■ **Short task**
Whenever a line below holds the word "have", copy that line.

■ **Entries provided**

----------

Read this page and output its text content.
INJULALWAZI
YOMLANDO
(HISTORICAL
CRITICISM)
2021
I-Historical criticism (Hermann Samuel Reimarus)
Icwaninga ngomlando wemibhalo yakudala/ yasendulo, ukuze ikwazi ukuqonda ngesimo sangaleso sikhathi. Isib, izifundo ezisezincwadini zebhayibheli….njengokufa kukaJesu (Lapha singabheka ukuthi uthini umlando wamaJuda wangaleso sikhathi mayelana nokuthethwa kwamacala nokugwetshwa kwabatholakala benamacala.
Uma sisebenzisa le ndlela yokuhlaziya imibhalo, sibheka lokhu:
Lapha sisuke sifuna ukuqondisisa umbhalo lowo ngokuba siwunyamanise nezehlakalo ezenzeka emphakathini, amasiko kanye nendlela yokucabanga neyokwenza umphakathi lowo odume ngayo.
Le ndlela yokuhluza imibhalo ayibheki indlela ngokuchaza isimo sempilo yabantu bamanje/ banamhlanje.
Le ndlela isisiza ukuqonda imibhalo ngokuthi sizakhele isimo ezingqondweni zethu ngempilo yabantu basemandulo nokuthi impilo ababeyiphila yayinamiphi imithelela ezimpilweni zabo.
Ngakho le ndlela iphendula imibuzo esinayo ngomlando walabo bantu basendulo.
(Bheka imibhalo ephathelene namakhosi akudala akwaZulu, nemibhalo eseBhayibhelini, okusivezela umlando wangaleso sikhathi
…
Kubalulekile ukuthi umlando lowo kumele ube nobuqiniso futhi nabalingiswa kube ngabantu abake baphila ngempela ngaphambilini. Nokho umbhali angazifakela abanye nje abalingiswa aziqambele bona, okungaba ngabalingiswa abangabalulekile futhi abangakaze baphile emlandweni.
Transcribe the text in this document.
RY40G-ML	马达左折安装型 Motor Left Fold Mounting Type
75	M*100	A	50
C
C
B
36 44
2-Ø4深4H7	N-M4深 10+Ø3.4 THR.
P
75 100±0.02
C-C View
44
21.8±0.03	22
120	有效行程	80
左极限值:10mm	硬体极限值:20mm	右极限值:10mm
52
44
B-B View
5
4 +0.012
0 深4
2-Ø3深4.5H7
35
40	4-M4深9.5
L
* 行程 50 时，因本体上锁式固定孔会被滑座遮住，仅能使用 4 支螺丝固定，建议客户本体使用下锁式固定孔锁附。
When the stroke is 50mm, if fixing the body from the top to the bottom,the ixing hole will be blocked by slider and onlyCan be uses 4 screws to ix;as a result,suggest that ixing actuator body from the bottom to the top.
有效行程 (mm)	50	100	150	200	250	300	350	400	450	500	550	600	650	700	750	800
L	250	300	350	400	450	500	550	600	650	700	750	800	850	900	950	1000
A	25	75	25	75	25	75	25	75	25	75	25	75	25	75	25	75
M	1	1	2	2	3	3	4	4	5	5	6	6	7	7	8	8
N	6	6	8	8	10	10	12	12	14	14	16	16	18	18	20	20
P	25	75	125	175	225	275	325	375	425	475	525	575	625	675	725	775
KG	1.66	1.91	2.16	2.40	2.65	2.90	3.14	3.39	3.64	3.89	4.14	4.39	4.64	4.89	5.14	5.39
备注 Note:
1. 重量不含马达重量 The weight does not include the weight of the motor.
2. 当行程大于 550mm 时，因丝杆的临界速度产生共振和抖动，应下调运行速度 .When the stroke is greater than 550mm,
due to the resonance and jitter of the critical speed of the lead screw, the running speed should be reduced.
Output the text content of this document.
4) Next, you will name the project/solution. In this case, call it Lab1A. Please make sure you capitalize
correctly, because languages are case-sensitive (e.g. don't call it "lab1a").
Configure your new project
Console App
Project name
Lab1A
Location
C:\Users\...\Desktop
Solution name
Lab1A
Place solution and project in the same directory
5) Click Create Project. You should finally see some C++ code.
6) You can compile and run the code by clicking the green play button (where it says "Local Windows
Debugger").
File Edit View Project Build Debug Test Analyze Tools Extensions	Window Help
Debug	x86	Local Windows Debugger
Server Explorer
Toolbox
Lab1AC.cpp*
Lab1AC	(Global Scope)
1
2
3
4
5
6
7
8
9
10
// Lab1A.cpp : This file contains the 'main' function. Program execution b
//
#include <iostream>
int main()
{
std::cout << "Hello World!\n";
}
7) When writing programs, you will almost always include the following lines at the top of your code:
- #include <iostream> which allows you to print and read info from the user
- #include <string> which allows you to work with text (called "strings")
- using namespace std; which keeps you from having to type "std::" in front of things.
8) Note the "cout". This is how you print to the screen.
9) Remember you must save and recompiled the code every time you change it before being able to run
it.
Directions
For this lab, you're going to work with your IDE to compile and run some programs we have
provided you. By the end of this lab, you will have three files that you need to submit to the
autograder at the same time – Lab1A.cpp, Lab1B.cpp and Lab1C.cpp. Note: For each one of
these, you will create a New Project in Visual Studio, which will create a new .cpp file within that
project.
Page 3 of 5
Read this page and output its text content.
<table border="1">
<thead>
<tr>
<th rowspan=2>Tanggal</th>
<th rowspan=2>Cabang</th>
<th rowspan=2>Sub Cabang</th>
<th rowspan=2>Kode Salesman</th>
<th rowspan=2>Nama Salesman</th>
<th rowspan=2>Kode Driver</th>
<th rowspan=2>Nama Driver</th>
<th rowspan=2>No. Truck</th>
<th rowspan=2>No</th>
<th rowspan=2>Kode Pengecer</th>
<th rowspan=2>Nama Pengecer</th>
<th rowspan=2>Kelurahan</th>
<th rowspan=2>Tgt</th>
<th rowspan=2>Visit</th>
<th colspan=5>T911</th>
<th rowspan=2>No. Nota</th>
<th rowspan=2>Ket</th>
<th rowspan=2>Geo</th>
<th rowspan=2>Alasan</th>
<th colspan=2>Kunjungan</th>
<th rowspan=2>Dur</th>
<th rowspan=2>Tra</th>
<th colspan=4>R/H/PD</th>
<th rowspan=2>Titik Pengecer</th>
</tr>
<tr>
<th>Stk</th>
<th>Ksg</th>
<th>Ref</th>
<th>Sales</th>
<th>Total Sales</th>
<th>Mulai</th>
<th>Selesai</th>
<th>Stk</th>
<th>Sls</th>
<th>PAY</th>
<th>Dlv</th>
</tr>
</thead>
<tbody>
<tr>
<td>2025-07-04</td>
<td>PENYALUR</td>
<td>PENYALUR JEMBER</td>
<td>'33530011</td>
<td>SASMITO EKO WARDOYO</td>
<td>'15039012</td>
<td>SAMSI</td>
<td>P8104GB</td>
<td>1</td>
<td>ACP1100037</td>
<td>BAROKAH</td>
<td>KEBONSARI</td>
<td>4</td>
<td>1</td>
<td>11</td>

----------

■ **Answer to this task**
For this lab, you're going to work with your IDE to compile and run some programs we have
provided you. By the end of this lab, you will have three files that you need to submit to the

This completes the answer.